[start]

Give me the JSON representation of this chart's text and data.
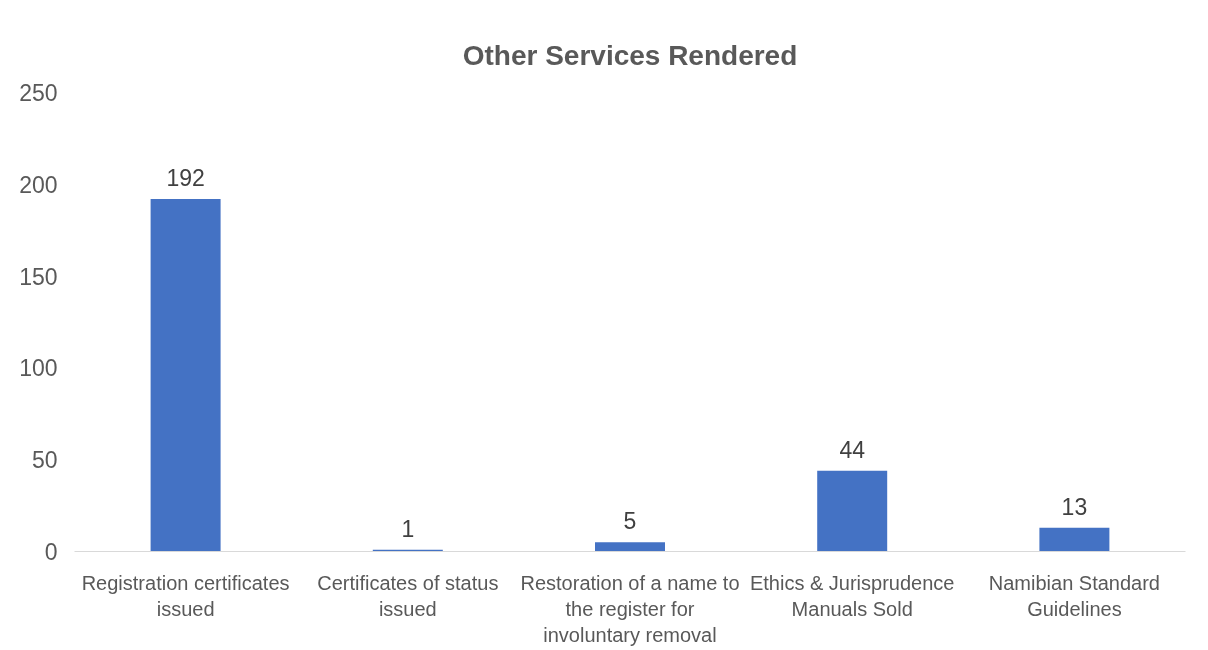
{
  "chart_data": {
    "type": "bar",
    "title": "Other Services Rendered",
    "categories": [
      "Registration certificates issued",
      "Certificates of status issued",
      "Restoration of a name to the register for involuntary removal",
      "Ethics & Jurisprudence Manuals Sold",
      "Namibian Standard Guidelines"
    ],
    "values": [
      192,
      1,
      5,
      44,
      13
    ],
    "color": "#4472c4",
    "ylim": [
      0,
      250
    ],
    "yticks": [
      0,
      50,
      100,
      150,
      200,
      250
    ],
    "grid": false,
    "data_labels": true
  }
}
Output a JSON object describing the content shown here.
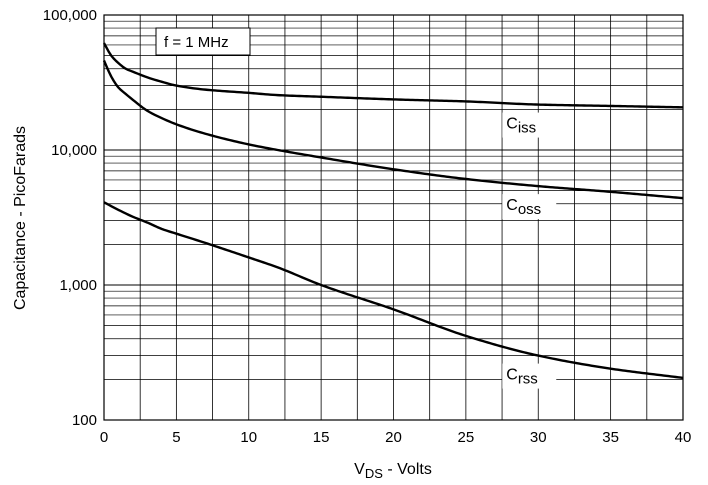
{
  "chart_data": {
    "type": "line",
    "title": "",
    "xlabel_main": "V",
    "xlabel_sub": "DS",
    "xlabel_rest": " - Volts",
    "ylabel": "Capacitance - PicoFarads",
    "xlim": [
      0,
      40
    ],
    "ylim": [
      100,
      100000
    ],
    "yscale": "log",
    "grid": true,
    "x_ticks": [
      0,
      5,
      10,
      15,
      20,
      25,
      30,
      35,
      40
    ],
    "x_tick_labels": [
      "0",
      "5",
      "10",
      "15",
      "20",
      "25",
      "30",
      "35",
      "40"
    ],
    "y_ticks": [
      100,
      1000,
      10000,
      100000
    ],
    "y_tick_labels": [
      "100",
      "1,000",
      "10,000",
      "100,000"
    ],
    "annotation": "f = 1 MHz",
    "series": [
      {
        "name": "Ciss",
        "label_main": "C",
        "label_sub": "iss",
        "label_x": 30,
        "x": [
          0,
          0.5,
          1,
          1.5,
          2,
          3,
          4,
          5,
          7,
          10,
          12,
          15,
          20,
          25,
          30,
          35,
          40
        ],
        "values": [
          62000,
          50000,
          44000,
          40000,
          38000,
          34500,
          32000,
          30000,
          28000,
          26500,
          25500,
          24800,
          23700,
          22900,
          21700,
          21200,
          20700
        ]
      },
      {
        "name": "Coss",
        "label_main": "C",
        "label_sub": "oss",
        "label_x": 30,
        "x": [
          0,
          0.5,
          1,
          1.5,
          2,
          3,
          4,
          5,
          7,
          10,
          12,
          15,
          20,
          25,
          30,
          35,
          40
        ],
        "values": [
          46000,
          35000,
          29000,
          26000,
          23500,
          19500,
          17200,
          15500,
          13200,
          11000,
          10000,
          8800,
          7200,
          6100,
          5400,
          4900,
          4400
        ]
      },
      {
        "name": "Crss",
        "label_main": "C",
        "label_sub": "rss",
        "label_x": 30,
        "x": [
          0,
          1,
          2,
          3,
          4,
          5,
          7,
          10,
          12,
          15,
          20,
          25,
          30,
          35,
          40
        ],
        "values": [
          4100,
          3600,
          3200,
          2900,
          2600,
          2400,
          2050,
          1600,
          1350,
          1000,
          660,
          420,
          300,
          240,
          205
        ]
      }
    ]
  }
}
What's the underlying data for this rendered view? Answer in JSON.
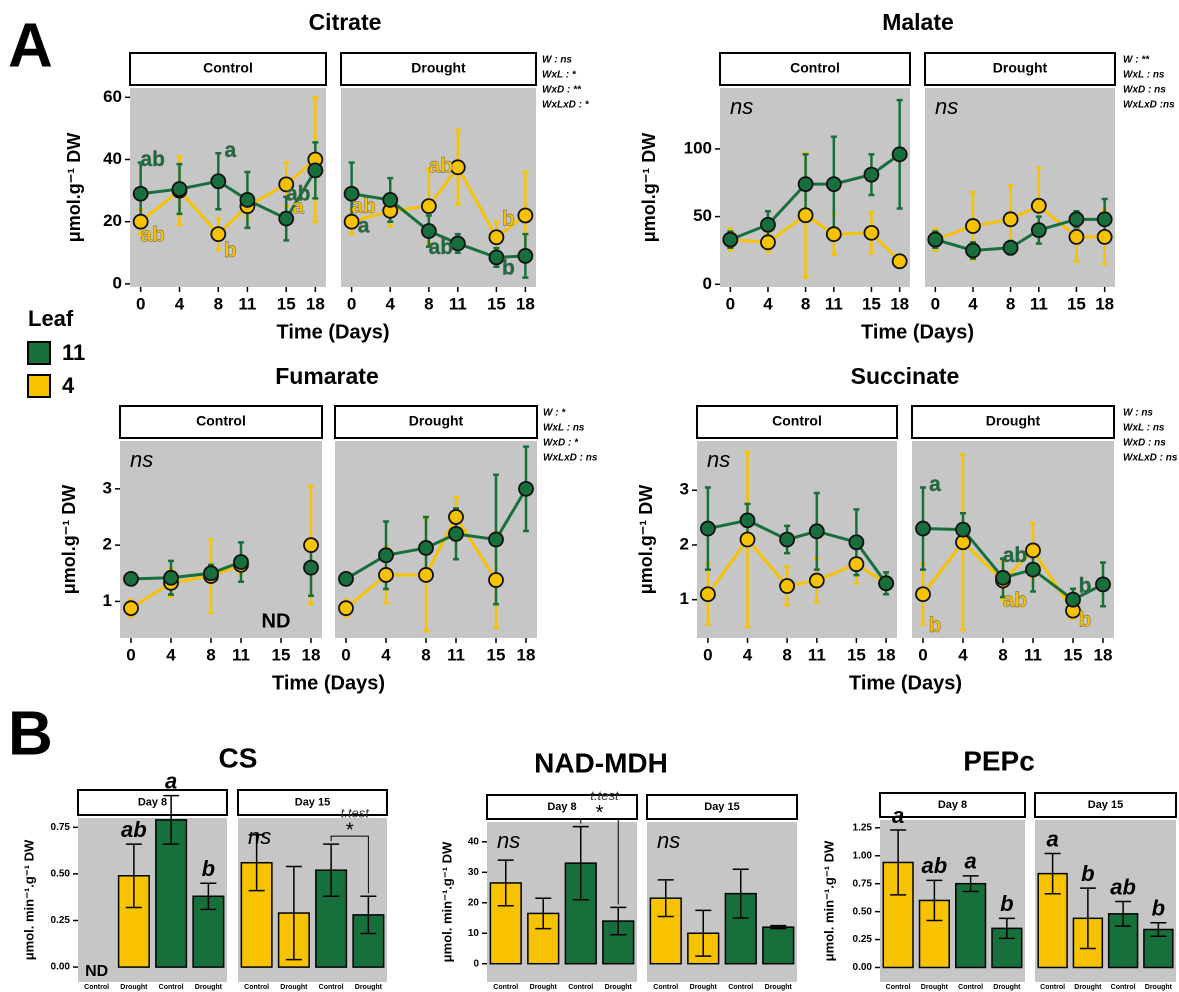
{
  "panel_labels": [
    "A",
    "B"
  ],
  "legend": {
    "title": "Leaf",
    "items": [
      {
        "name": "11",
        "color": "#17703c"
      },
      {
        "name": "4",
        "color": "#f7c200"
      }
    ]
  },
  "chart_data": [
    {
      "type": "line",
      "title": "Citrate",
      "ylabel": "μmol.g⁻¹ DW",
      "xlabel": "Time (Days)",
      "x": [
        0,
        4,
        8,
        11,
        15,
        18
      ],
      "xlim": [
        -1.1,
        19.1
      ],
      "xticks": [
        0,
        4,
        8,
        11,
        15,
        18
      ],
      "ylim": [
        -1,
        63
      ],
      "yticks": [
        0,
        20,
        40,
        60
      ],
      "stats": [
        "W : ns",
        "WxL : *",
        "WxD : **",
        "WxLxD : *"
      ],
      "facets": [
        {
          "name": "Control",
          "series": [
            {
              "color": "#f7c200",
              "values": [
                20,
                30,
                16,
                25,
                32,
                40
              ],
              "errors": [
                4,
                11,
                5,
                4,
                7,
                20
              ],
              "letters": [
                "ab",
                null,
                "b",
                null,
                "a",
                null
              ]
            },
            {
              "color": "#17703c",
              "values": [
                29,
                30.5,
                33,
                27,
                21,
                36.5
              ],
              "errors": [
                10,
                8,
                9,
                9,
                7,
                9
              ],
              "letters": [
                "ab",
                null,
                "a",
                null,
                "ab",
                null
              ]
            }
          ]
        },
        {
          "name": "Drought",
          "series": [
            {
              "color": "#f7c200",
              "values": [
                20,
                23.5,
                25,
                37.5,
                15,
                22
              ],
              "errors": [
                4,
                5,
                12,
                12,
                5,
                14
              ],
              "letters": [
                "ab",
                null,
                "ab",
                null,
                "b",
                null
              ]
            },
            {
              "color": "#17703c",
              "values": [
                29,
                27,
                17,
                13,
                8.5,
                9
              ],
              "errors": [
                10,
                7,
                5,
                3,
                3,
                7
              ],
              "letters": [
                "a",
                null,
                "ab",
                null,
                "b",
                null
              ]
            }
          ]
        }
      ]
    },
    {
      "type": "line",
      "title": "Malate",
      "ylabel": "μmol.g⁻¹ DW",
      "xlabel": "Time (Days)",
      "x": [
        0,
        4,
        8,
        11,
        15,
        18
      ],
      "xlim": [
        -1.1,
        19.1
      ],
      "xticks": [
        0,
        4,
        8,
        11,
        15,
        18
      ],
      "ylim": [
        -2,
        145
      ],
      "yticks": [
        0,
        50,
        100
      ],
      "stats": [
        "W : **",
        "WxL : ns",
        "WxD : ns",
        "WxLxD :ns"
      ],
      "facets": [
        {
          "name": "Control",
          "annotation": "ns",
          "series": [
            {
              "color": "#f7c200",
              "values": [
                33,
                31,
                51,
                37,
                38,
                17
              ],
              "errors": [
                8,
                7,
                46,
                15,
                15,
                4
              ]
            },
            {
              "color": "#17703c",
              "values": [
                33,
                44,
                74,
                74,
                81,
                96
              ],
              "errors": [
                6,
                10,
                22,
                35,
                15,
                40
              ]
            }
          ]
        },
        {
          "name": "Drought",
          "annotation": "ns",
          "series": [
            {
              "color": "#f7c200",
              "values": [
                33,
                43,
                48,
                58,
                35,
                35
              ],
              "errors": [
                8,
                25,
                25,
                28,
                18,
                20
              ]
            },
            {
              "color": "#17703c",
              "values": [
                33,
                25,
                27,
                40,
                48,
                48
              ],
              "errors": [
                6,
                6,
                5,
                10,
                6,
                15
              ]
            }
          ]
        }
      ]
    },
    {
      "type": "line",
      "title": "Fumarate",
      "ylabel": "μmol.g⁻¹ DW",
      "xlabel": "Time (Days)",
      "x": [
        0,
        4,
        8,
        11,
        15,
        18
      ],
      "xlim": [
        -1.1,
        19.1
      ],
      "xticks": [
        0,
        4,
        8,
        11,
        15,
        18
      ],
      "ylim": [
        0.35,
        3.85
      ],
      "yticks": [
        1,
        2,
        3
      ],
      "stats": [
        "W : *",
        "WxL : ns",
        "WxD : *",
        "WxLxD : ns"
      ],
      "facets": [
        {
          "name": "Control",
          "annotation": "ns",
          "nd": "ND",
          "series": [
            {
              "color": "#f7c200",
              "values": [
                0.88,
                1.33,
                1.45,
                1.65,
                null,
                2.0
              ],
              "errors": [
                0.15,
                0.25,
                0.65,
                0.15,
                null,
                1.05
              ]
            },
            {
              "color": "#17703c",
              "values": [
                1.4,
                1.42,
                1.5,
                1.7,
                null,
                1.6
              ],
              "errors": [
                0.08,
                0.3,
                0.15,
                0.35,
                null,
                0.5
              ]
            }
          ]
        },
        {
          "name": "Drought",
          "series": [
            {
              "color": "#f7c200",
              "values": [
                0.88,
                1.47,
                1.47,
                2.5,
                1.38,
                null
              ],
              "errors": [
                0.15,
                0.5,
                1.0,
                0.35,
                0.85,
                null
              ]
            },
            {
              "color": "#17703c",
              "values": [
                1.4,
                1.82,
                1.95,
                2.2,
                2.1,
                3.0
              ],
              "errors": [
                0.08,
                0.6,
                0.55,
                0.45,
                1.15,
                0.75
              ]
            }
          ]
        }
      ]
    },
    {
      "type": "line",
      "title": "Succinate",
      "ylabel": "μmol.g⁻¹ DW",
      "xlabel": "Time (Days)",
      "x": [
        0,
        4,
        8,
        11,
        15,
        18
      ],
      "xlim": [
        -1.1,
        19.1
      ],
      "xticks": [
        0,
        4,
        8,
        11,
        15,
        18
      ],
      "ylim": [
        0.3,
        3.9
      ],
      "yticks": [
        1,
        2,
        3
      ],
      "stats": [
        "W : ns",
        "WxL : ns",
        "WxD : ns",
        "WxLxD : ns"
      ],
      "facets": [
        {
          "name": "Control",
          "annotation": "ns",
          "series": [
            {
              "color": "#f7c200",
              "values": [
                1.1,
                2.1,
                1.25,
                1.35,
                1.65,
                1.3
              ],
              "errors": [
                0.55,
                1.6,
                0.35,
                0.4,
                0.35,
                0.2
              ]
            },
            {
              "color": "#17703c",
              "values": [
                2.3,
                2.45,
                2.1,
                2.25,
                2.05,
                1.3
              ],
              "errors": [
                0.75,
                0.3,
                0.25,
                0.7,
                0.6,
                0.2
              ]
            }
          ]
        },
        {
          "name": "Drought",
          "series": [
            {
              "color": "#f7c200",
              "values": [
                1.1,
                2.05,
                1.35,
                1.9,
                0.8,
                null
              ],
              "errors": [
                0.55,
                1.6,
                0.35,
                0.5,
                0.15,
                null
              ],
              "letters": [
                "b",
                null,
                "ab",
                null,
                "b",
                null
              ]
            },
            {
              "color": "#17703c",
              "values": [
                2.3,
                2.28,
                1.4,
                1.55,
                1.0,
                1.28
              ],
              "errors": [
                0.75,
                0.3,
                0.35,
                0.4,
                0.2,
                0.4
              ],
              "letters": [
                "a",
                null,
                "ab",
                null,
                "b",
                null
              ]
            }
          ]
        }
      ]
    },
    {
      "type": "bar",
      "title": "CS",
      "ylabel": "μmol. min⁻¹.g⁻¹ DW",
      "categories": [
        "Control",
        "Drought",
        "Control",
        "Drought"
      ],
      "colors": [
        "#f7c200",
        "#f7c200",
        "#17703c",
        "#17703c"
      ],
      "ylim": [
        -0.08,
        0.8
      ],
      "yticks": [
        {
          "value": 0,
          "label": "0.00"
        },
        {
          "value": 0.25,
          "label": "0.25"
        },
        {
          "value": 0.5,
          "label": "0.50"
        },
        {
          "value": 0.75,
          "label": "0.75"
        }
      ],
      "facets": [
        {
          "name": "Day 8",
          "nd": "ND",
          "values": [
            null,
            0.49,
            0.79,
            0.38
          ],
          "errors": [
            null,
            0.17,
            0.13,
            0.07
          ],
          "letters": [
            null,
            "ab",
            "a",
            "b"
          ]
        },
        {
          "name": "Day 15",
          "annotation": "ns",
          "values": [
            0.56,
            0.29,
            0.52,
            0.28
          ],
          "errors": [
            0.15,
            0.25,
            0.14,
            0.1
          ],
          "ttest": {
            "label": "t.test",
            "mark": "*"
          }
        }
      ]
    },
    {
      "type": "bar",
      "title": "NAD-MDH",
      "ylabel": "μmol. min⁻¹.g⁻¹ DW",
      "categories": [
        "Control",
        "Drought",
        "Control",
        "Drought"
      ],
      "colors": [
        "#f7c200",
        "#f7c200",
        "#17703c",
        "#17703c"
      ],
      "ylim": [
        -6,
        46.5
      ],
      "yticks": [
        0,
        10,
        20,
        30,
        40
      ],
      "facets": [
        {
          "name": "Day 8",
          "annotation": "ns",
          "values": [
            26.5,
            16.5,
            33,
            14
          ],
          "errors": [
            7.5,
            5,
            12,
            4.5
          ],
          "ttest": {
            "label": "t.test",
            "mark": "*"
          }
        },
        {
          "name": "Day 15",
          "annotation": "ns",
          "values": [
            21.5,
            10,
            23,
            12
          ],
          "errors": [
            6,
            7.5,
            8,
            0.5
          ]
        }
      ]
    },
    {
      "type": "bar",
      "title": "PEPc",
      "ylabel": "μmol. min⁻¹.g⁻¹ DW",
      "categories": [
        "Control",
        "Drought",
        "Control",
        "Drought"
      ],
      "colors": [
        "#f7c200",
        "#f7c200",
        "#17703c",
        "#17703c"
      ],
      "ylim": [
        -0.13,
        1.32
      ],
      "yticks": [
        {
          "value": 0,
          "label": "0.00"
        },
        {
          "value": 0.25,
          "label": "0.25"
        },
        {
          "value": 0.5,
          "label": "0.50"
        },
        {
          "value": 0.75,
          "label": "0.75"
        },
        {
          "value": 1,
          "label": "1.00"
        },
        {
          "value": 1.25,
          "label": "1.25"
        }
      ],
      "facets": [
        {
          "name": "Day 8",
          "values": [
            0.94,
            0.6,
            0.75,
            0.35
          ],
          "errors": [
            0.29,
            0.18,
            0.07,
            0.09
          ],
          "letters": [
            "a",
            "ab",
            "a",
            "b"
          ]
        },
        {
          "name": "Day 15",
          "values": [
            0.84,
            0.44,
            0.48,
            0.34
          ],
          "errors": [
            0.18,
            0.27,
            0.11,
            0.06
          ],
          "letters": [
            "a",
            "b",
            "ab",
            "b"
          ]
        }
      ]
    }
  ]
}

[end]

| Description of the task |
Show every line that contains the word "title".

| Task answer |
    "title": "Other Services Rendered",
    "title": "",
    "title": "Leaf",
      "title": "Citrate",
      "title": "Malate",
      "title": "Fumarate",
      "title": "Succinate",
      "title": "CS",
      "title": "NAD-MDH",
      "title": "PEPc",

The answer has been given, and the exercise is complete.